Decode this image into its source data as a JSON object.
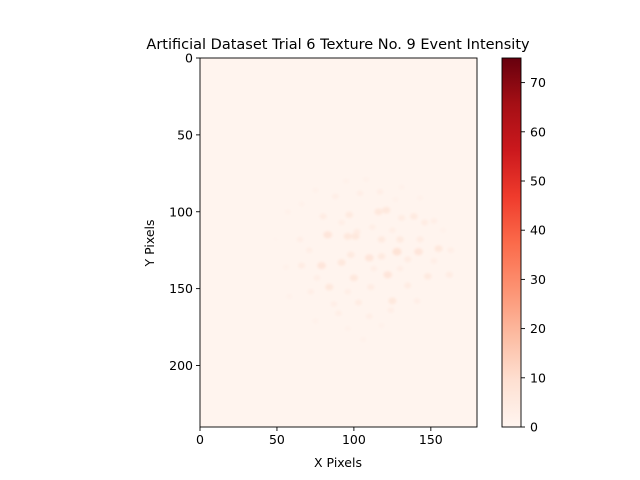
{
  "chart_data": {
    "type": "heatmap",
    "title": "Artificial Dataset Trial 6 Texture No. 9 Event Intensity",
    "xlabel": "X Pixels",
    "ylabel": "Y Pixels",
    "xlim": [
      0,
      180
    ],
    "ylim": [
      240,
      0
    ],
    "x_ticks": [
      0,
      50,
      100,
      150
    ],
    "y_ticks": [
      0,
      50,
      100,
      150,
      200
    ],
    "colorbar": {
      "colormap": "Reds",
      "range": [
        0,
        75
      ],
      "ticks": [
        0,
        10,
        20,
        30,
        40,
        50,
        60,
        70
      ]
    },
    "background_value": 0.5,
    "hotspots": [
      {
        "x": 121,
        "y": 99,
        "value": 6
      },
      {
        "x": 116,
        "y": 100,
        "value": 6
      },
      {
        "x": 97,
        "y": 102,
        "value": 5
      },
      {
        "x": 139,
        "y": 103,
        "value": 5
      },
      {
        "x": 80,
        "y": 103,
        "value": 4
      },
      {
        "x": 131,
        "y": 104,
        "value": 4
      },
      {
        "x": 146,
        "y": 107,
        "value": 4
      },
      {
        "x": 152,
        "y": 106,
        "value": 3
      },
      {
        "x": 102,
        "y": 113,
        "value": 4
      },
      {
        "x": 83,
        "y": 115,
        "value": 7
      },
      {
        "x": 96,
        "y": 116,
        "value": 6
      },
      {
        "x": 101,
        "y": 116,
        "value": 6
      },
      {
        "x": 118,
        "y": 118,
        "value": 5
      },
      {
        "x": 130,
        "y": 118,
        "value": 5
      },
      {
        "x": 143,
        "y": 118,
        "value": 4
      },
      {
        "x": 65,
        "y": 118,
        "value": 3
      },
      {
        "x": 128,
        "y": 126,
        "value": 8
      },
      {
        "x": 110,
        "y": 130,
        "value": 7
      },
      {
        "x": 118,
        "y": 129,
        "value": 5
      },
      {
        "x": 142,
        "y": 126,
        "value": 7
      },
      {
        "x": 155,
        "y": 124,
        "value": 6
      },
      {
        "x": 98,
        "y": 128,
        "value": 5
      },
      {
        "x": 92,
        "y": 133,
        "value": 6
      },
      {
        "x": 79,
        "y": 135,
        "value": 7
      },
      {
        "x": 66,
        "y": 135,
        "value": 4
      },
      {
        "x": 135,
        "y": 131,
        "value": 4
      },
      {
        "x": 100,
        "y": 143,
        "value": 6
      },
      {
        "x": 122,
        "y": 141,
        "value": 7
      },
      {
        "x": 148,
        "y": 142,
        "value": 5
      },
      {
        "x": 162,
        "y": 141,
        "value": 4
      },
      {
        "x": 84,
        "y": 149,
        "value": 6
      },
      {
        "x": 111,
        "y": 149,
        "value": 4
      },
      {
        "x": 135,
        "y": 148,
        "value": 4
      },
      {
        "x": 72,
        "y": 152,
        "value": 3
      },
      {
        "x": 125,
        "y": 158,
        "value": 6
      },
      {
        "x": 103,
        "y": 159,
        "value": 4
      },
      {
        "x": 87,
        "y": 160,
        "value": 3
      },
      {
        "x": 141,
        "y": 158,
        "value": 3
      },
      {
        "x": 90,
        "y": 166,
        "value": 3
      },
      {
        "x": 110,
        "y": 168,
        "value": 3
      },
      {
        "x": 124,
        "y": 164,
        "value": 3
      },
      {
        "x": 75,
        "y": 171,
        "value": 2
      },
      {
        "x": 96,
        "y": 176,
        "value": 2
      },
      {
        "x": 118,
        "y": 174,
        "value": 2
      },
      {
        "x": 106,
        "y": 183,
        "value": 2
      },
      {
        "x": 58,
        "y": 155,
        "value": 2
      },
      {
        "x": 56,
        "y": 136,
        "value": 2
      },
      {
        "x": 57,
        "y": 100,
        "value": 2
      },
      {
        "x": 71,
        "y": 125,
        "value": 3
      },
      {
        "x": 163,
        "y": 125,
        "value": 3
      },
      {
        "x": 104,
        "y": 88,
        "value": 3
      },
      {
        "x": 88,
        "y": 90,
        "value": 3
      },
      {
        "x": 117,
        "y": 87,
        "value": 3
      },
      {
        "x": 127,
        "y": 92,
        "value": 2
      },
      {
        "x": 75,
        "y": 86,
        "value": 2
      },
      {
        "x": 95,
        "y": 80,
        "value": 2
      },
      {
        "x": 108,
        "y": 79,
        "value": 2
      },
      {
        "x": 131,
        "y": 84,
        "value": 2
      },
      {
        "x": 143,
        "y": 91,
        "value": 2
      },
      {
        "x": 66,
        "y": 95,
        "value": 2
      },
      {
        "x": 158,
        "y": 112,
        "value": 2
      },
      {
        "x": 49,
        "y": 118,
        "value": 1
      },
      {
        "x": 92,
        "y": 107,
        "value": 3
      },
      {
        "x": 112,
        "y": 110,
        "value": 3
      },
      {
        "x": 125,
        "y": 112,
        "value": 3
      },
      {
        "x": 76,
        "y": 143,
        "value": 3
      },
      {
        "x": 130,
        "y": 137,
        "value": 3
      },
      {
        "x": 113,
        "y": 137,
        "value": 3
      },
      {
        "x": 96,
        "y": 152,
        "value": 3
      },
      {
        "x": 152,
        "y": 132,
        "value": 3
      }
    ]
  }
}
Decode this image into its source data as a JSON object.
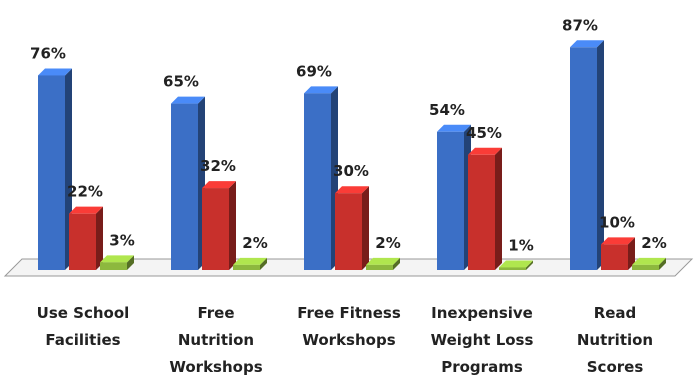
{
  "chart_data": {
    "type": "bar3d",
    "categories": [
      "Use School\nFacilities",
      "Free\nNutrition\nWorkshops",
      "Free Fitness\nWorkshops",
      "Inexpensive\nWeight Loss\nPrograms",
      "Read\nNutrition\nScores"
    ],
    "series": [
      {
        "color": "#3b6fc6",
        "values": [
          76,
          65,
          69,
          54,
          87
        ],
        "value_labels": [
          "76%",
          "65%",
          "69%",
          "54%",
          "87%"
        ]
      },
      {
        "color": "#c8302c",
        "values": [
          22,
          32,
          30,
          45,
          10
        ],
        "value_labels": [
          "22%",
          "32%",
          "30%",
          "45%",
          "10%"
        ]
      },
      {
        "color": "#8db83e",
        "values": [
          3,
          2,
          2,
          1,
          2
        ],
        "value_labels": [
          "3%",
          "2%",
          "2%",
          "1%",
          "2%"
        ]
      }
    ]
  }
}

* * *

■ **Instructions to follow**: Print the records above exactly as they stand, but leave out the pictures.

■ **Finished task**:
Decode this image into its source data as a JSON object.
{
  "chart_data": {
    "type": "heatmap",
    "title": "Artificial Dataset Trial 6 Texture No. 9 Event Intensity",
    "xlabel": "X Pixels",
    "ylabel": "Y Pixels",
    "xlim": [
      0,
      180
    ],
    "ylim": [
      240,
      0
    ],
    "x_ticks": [
      0,
      50,
      100,
      150
    ],
    "y_ticks": [
      0,
      50,
      100,
      150,
      200
    ],
    "colorbar": {
      "colormap": "Reds",
      "range": [
        0,
        75
      ],
      "ticks": [
        0,
        10,
        20,
        30,
        40,
        50,
        60,
        70
      ]
    },
    "background_value": 0.5,
    "hotspots": [
      {
        "x": 121,
        "y": 99,
        "value": 6
      },
      {
        "x": 116,
        "y": 100,
        "value": 6
      },
      {
        "x": 97,
        "y": 102,
        "value": 5
      },
      {
        "x": 139,
        "y": 103,
        "value": 5
      },
      {
        "x": 80,
        "y": 103,
        "value": 4
      },
      {
        "x": 131,
        "y": 104,
        "value": 4
      },
      {
        "x": 146,
        "y": 107,
        "value": 4
      },
      {
        "x": 152,
        "y": 106,
        "value": 3
      },
      {
        "x": 102,
        "y": 113,
        "value": 4
      },
      {
        "x": 83,
        "y": 115,
        "value": 7
      },
      {
        "x": 96,
        "y": 116,
        "value": 6
      },
      {
        "x": 101,
        "y": 116,
        "value": 6
      },
      {
        "x": 118,
        "y": 118,
        "value": 5
      },
      {
        "x": 130,
        "y": 118,
        "value": 5
      },
      {
        "x": 143,
        "y": 118,
        "value": 4
      },
      {
        "x": 65,
        "y": 118,
        "value": 3
      },
      {
        "x": 128,
        "y": 126,
        "value": 8
      },
      {
        "x": 110,
        "y": 130,
        "value": 7
      },
      {
        "x": 118,
        "y": 129,
        "value": 5
      },
      {
        "x": 142,
        "y": 126,
        "value": 7
      },
      {
        "x": 155,
        "y": 124,
        "value": 6
      },
      {
        "x": 98,
        "y": 128,
        "value": 5
      },
      {
        "x": 92,
        "y": 133,
        "value": 6
      },
      {
        "x": 79,
        "y": 135,
        "value": 7
      },
      {
        "x": 66,
        "y": 135,
        "value": 4
      },
      {
        "x": 135,
        "y": 131,
        "value": 4
      },
      {
        "x": 100,
        "y": 143,
        "value": 6
      },
      {
        "x": 122,
        "y": 141,
        "value": 7
      },
      {
        "x": 148,
        "y": 142,
        "value": 5
      },
      {
        "x": 162,
        "y": 141,
        "value": 4
      },
      {
        "x": 84,
        "y": 149,
        "value": 6
      },
      {
        "x": 111,
        "y": 149,
        "value": 4
      },
      {
        "x": 135,
        "y": 148,
        "value": 4
      },
      {
        "x": 72,
        "y": 152,
        "value": 3
      },
      {
        "x": 125,
        "y": 158,
        "value": 6
      },
      {
        "x": 103,
        "y": 159,
        "value": 4
      },
      {
        "x": 87,
        "y": 160,
        "value": 3
      },
      {
        "x": 141,
        "y": 158,
        "value": 3
      },
      {
        "x": 90,
        "y": 166,
        "value": 3
      },
      {
        "x": 110,
        "y": 168,
        "value": 3
      },
      {
        "x": 124,
        "y": 164,
        "value": 3
      },
      {
        "x": 75,
        "y": 171,
        "value": 2
      },
      {
        "x": 96,
        "y": 176,
        "value": 2
      },
      {
        "x": 118,
        "y": 174,
        "value": 2
      },
      {
        "x": 106,
        "y": 183,
        "value": 2
      },
      {
        "x": 58,
        "y": 155,
        "value": 2
      },
      {
        "x": 56,
        "y": 136,
        "value": 2
      },
      {
        "x": 57,
        "y": 100,
        "value": 2
      },
      {
        "x": 71,
        "y": 125,
        "value": 3
      },
      {
        "x": 163,
        "y": 125,
        "value": 3
      },
      {
        "x": 104,
        "y": 88,
        "value": 3
      },
      {
        "x": 88,
        "y": 90,
        "value": 3
      },
      {
        "x": 117,
        "y": 87,
        "value": 3
      },
      {
        "x": 127,
        "y": 92,
        "value": 2
      },
      {
        "x": 75,
        "y": 86,
        "value": 2
      },
      {
        "x": 95,
        "y": 80,
        "value": 2
      },
      {
        "x": 108,
        "y": 79,
        "value": 2
      },
      {
        "x": 131,
        "y": 84,
        "value": 2
      },
      {
        "x": 143,
        "y": 91,
        "value": 2
      },
      {
        "x": 66,
        "y": 95,
        "value": 2
      },
      {
        "x": 158,
        "y": 112,
        "value": 2
      },
      {
        "x": 49,
        "y": 118,
        "value": 1
      },
      {
        "x": 92,
        "y": 107,
        "value": 3
      },
      {
        "x": 112,
        "y": 110,
        "value": 3
      },
      {
        "x": 125,
        "y": 112,
        "value": 3
      },
      {
        "x": 76,
        "y": 143,
        "value": 3
      },
      {
        "x": 130,
        "y": 137,
        "value": 3
      },
      {
        "x": 113,
        "y": 137,
        "value": 3
      },
      {
        "x": 96,
        "y": 152,
        "value": 3
      },
      {
        "x": 152,
        "y": 132,
        "value": 3
      }
    ]
  }
}
Decode this image into its source data as a JSON object.
{
  "chart_data": {
    "type": "bar3d",
    "categories": [
      "Use School\nFacilities",
      "Free\nNutrition\nWorkshops",
      "Free Fitness\nWorkshops",
      "Inexpensive\nWeight Loss\nPrograms",
      "Read\nNutrition\nScores"
    ],
    "series": [
      {
        "color": "#3b6fc6",
        "values": [
          76,
          65,
          69,
          54,
          87
        ],
        "value_labels": [
          "76%",
          "65%",
          "69%",
          "54%",
          "87%"
        ]
      },
      {
        "color": "#c8302c",
        "values": [
          22,
          32,
          30,
          45,
          10
        ],
        "value_labels": [
          "22%",
          "32%",
          "30%",
          "45%",
          "10%"
        ]
      },
      {
        "color": "#8db83e",
        "values": [
          3,
          2,
          2,
          1,
          2
        ],
        "value_labels": [
          "3%",
          "2%",
          "2%",
          "1%",
          "2%"
        ]
      }
    ]
  }
}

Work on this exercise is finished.